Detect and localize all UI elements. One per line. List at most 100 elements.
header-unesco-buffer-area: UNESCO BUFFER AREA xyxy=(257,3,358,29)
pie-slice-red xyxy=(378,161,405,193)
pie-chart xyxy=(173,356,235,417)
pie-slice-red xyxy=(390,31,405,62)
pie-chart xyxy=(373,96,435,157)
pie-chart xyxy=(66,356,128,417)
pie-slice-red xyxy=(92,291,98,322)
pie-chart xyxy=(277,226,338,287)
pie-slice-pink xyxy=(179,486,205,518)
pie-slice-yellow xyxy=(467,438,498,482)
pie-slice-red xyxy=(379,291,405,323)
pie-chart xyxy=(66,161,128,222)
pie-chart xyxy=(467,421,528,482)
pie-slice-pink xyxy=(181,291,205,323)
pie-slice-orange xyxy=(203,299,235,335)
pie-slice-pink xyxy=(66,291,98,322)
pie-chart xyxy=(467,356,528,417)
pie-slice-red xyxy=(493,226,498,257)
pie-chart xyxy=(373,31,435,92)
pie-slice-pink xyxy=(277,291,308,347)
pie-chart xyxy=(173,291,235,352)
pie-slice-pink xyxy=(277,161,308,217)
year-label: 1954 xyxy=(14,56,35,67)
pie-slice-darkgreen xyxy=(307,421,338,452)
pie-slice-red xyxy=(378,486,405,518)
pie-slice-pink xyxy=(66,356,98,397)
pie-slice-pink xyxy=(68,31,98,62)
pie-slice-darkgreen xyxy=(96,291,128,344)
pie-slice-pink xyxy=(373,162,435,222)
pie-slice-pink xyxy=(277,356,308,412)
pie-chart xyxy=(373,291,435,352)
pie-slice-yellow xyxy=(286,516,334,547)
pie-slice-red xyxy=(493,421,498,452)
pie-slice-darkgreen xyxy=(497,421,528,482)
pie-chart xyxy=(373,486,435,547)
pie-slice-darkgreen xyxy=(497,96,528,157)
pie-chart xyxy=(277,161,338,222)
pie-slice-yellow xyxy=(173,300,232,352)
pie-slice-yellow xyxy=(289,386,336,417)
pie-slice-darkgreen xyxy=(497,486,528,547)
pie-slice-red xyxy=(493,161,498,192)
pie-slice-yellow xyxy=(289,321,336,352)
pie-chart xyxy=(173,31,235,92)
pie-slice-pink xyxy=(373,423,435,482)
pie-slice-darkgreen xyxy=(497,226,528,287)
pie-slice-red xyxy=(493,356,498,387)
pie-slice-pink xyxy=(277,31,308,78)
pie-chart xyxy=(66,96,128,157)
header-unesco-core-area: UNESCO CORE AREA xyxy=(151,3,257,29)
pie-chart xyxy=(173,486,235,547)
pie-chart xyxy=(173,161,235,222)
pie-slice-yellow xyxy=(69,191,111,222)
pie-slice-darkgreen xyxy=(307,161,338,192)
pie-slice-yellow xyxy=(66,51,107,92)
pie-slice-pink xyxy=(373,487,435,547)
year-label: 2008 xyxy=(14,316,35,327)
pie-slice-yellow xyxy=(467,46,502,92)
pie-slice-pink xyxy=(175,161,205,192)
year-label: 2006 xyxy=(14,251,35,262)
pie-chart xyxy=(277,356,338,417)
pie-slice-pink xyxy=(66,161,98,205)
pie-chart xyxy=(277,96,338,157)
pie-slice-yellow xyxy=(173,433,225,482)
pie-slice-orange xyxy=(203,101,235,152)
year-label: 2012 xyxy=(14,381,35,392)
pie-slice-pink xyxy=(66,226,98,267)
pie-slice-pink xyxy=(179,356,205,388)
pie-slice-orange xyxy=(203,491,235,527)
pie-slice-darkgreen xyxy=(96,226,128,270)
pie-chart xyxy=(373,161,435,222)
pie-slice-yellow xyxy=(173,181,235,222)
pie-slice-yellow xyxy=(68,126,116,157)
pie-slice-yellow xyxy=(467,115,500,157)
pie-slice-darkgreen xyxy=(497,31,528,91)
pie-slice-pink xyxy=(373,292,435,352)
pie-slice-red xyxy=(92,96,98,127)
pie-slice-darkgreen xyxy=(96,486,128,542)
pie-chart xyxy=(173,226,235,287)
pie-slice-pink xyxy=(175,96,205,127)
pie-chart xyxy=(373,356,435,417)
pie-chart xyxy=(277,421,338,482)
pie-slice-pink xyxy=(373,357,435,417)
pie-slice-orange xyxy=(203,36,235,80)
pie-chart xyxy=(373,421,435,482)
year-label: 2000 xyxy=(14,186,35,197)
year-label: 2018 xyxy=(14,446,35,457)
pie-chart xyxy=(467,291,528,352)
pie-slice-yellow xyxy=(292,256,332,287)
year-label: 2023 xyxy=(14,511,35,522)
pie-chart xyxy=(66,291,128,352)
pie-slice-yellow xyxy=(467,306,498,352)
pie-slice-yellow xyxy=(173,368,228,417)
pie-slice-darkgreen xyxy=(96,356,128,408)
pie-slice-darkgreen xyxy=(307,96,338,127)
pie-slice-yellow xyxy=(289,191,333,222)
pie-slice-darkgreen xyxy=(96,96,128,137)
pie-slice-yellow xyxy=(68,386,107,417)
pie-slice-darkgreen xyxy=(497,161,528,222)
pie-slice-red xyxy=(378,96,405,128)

○ ○ ○

Task description
Return every line above that contains the string "UNESCO", matching case exactly.

Response to the exercise
header-unesco-buffer-area: UNESCO BUFFER AREA xyxy=(257,3,358,29)
header-unesco-core-area: UNESCO CORE AREA xyxy=(151,3,257,29)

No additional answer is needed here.